Problem to work on
Output all the data exactly. Pictures do not belong in the copy.

===============

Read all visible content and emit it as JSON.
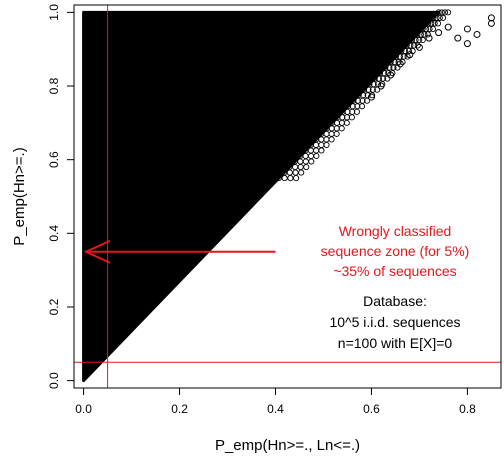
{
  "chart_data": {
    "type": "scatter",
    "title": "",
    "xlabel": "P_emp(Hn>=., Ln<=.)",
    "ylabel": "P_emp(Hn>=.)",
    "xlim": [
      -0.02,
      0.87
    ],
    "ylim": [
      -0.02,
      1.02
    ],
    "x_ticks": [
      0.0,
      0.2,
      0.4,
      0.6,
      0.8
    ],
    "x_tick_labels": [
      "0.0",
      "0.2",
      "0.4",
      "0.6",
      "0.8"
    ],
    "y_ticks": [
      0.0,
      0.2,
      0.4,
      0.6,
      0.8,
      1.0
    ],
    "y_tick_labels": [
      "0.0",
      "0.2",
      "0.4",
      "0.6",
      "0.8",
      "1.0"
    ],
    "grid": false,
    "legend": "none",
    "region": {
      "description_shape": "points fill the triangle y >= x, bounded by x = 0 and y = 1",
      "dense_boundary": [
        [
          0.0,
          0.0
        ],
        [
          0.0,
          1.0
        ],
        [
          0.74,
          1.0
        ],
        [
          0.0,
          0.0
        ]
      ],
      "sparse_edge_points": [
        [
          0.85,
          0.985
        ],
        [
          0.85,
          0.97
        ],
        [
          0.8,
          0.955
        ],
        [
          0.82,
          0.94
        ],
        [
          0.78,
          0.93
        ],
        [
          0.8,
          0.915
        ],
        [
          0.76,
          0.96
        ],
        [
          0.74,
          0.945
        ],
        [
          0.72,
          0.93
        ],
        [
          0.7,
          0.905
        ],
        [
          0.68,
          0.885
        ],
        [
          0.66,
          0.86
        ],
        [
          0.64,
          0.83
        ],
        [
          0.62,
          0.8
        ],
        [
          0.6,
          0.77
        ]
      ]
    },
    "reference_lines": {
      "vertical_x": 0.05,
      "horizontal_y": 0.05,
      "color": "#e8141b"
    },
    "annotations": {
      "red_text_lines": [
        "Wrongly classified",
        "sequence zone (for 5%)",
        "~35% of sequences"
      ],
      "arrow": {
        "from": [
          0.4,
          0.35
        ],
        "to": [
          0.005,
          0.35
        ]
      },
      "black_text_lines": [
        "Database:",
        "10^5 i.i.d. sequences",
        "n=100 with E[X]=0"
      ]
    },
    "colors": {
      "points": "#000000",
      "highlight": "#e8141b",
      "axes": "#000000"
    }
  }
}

===============

Answer to the task
Read all visible content and emit it as JSON.
{
  "chart_data": {
    "type": "scatter",
    "title": "",
    "xlabel": "P_emp(Hn>=., Ln<=.)",
    "ylabel": "P_emp(Hn>=.)",
    "xlim": [
      -0.02,
      0.87
    ],
    "ylim": [
      -0.02,
      1.02
    ],
    "x_ticks": [
      0.0,
      0.2,
      0.4,
      0.6,
      0.8
    ],
    "x_tick_labels": [
      "0.0",
      "0.2",
      "0.4",
      "0.6",
      "0.8"
    ],
    "y_ticks": [
      0.0,
      0.2,
      0.4,
      0.6,
      0.8,
      1.0
    ],
    "y_tick_labels": [
      "0.0",
      "0.2",
      "0.4",
      "0.6",
      "0.8",
      "1.0"
    ],
    "grid": false,
    "legend": "none",
    "region": {
      "description_shape": "points fill the triangle y >= x, bounded by x = 0 and y = 1",
      "dense_boundary": [
        [
          0.0,
          0.0
        ],
        [
          0.0,
          1.0
        ],
        [
          0.74,
          1.0
        ],
        [
          0.0,
          0.0
        ]
      ],
      "sparse_edge_points": [
        [
          0.85,
          0.985
        ],
        [
          0.85,
          0.97
        ],
        [
          0.8,
          0.955
        ],
        [
          0.82,
          0.94
        ],
        [
          0.78,
          0.93
        ],
        [
          0.8,
          0.915
        ],
        [
          0.76,
          0.96
        ],
        [
          0.74,
          0.945
        ],
        [
          0.72,
          0.93
        ],
        [
          0.7,
          0.905
        ],
        [
          0.68,
          0.885
        ],
        [
          0.66,
          0.86
        ],
        [
          0.64,
          0.83
        ],
        [
          0.62,
          0.8
        ],
        [
          0.6,
          0.77
        ]
      ]
    },
    "reference_lines": {
      "vertical_x": 0.05,
      "horizontal_y": 0.05,
      "color": "#e8141b"
    },
    "annotations": {
      "red_text_lines": [
        "Wrongly classified",
        "sequence zone (for 5%)",
        "~35% of sequences"
      ],
      "arrow": {
        "from": [
          0.4,
          0.35
        ],
        "to": [
          0.005,
          0.35
        ]
      },
      "black_text_lines": [
        "Database:",
        "10^5 i.i.d. sequences",
        "n=100 with E[X]=0"
      ]
    },
    "colors": {
      "points": "#000000",
      "highlight": "#e8141b",
      "axes": "#000000"
    }
  }
}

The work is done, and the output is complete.